Directive: Return all the data, word for word.

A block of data
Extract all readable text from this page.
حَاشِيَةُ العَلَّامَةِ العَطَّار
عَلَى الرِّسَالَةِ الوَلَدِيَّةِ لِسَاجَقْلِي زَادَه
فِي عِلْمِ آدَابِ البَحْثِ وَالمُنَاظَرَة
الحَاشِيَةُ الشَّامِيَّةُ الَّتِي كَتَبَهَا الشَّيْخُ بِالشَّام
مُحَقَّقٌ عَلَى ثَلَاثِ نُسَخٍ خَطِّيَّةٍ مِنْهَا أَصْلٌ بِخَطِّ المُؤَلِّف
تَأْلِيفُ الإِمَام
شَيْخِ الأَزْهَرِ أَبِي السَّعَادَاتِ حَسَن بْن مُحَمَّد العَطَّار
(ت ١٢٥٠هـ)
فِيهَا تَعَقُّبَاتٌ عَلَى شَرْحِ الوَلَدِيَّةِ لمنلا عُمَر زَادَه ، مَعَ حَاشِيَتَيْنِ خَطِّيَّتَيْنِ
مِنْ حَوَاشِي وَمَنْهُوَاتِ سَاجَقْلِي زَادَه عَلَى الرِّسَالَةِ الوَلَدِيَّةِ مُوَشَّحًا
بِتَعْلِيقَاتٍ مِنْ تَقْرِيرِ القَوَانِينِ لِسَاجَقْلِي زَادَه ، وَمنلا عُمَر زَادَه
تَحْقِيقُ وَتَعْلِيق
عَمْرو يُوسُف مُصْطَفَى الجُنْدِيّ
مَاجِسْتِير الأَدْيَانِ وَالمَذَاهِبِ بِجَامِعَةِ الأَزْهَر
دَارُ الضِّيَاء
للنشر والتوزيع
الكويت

Answer to the problem:
Extract all readable text from this page.
حَاشِيَةُ العَلَّامَةِ العَطَّار
عَلَى الرِّسَالَةِ الوَلَدِيَّةِ لِسَاجَقْلِي زَادَه
فِي عِلْمِ آدَابِ البَحْثِ وَالمُنَاظَرَة
الحَاشِيَةُ الشَّامِيَّةُ الَّتِي كَتَبَهَا الشَّيْخُ بِالشَّام
مُحَقَّقٌ عَلَى ثَلَاثِ نُسَخٍ خَطِّيَّةٍ مِنْهَا أَصْلٌ بِخَطِّ المُؤَلِّف
تَأْلِيفُ الإِمَام
شَيْخِ الأَزْهَرِ أَبِي السَّعَادَاتِ حَسَن بْن مُحَمَّد العَطَّار
(ت ١٢٥٠هـ)
فِيهَا تَعَقُّبَاتٌ عَلَى شَرْحِ الوَلَدِيَّةِ لمنلا عُمَر زَادَه ، مَعَ حَاشِيَتَيْنِ خَطِّيَّتَيْنِ
مِنْ حَوَاشِي وَمَنْهُوَاتِ سَاجَقْلِي زَادَه عَلَى الرِّسَالَةِ الوَلَدِيَّةِ مُوَشَّحًا
بِتَعْلِيقَاتٍ مِنْ تَقْرِيرِ القَوَانِينِ لِسَاجَقْلِي زَادَه ، وَمنلا عُمَر زَادَه
تَحْقِيقُ وَتَعْلِيق
عَمْرو يُوسُف مُصْطَفَى الجُنْدِيّ
مَاجِسْتِير الأَدْيَانِ وَالمَذَاهِبِ بِجَامِعَةِ الأَزْهَر
دَارُ الضِّيَاء
للنشر والتوزيع
الكويت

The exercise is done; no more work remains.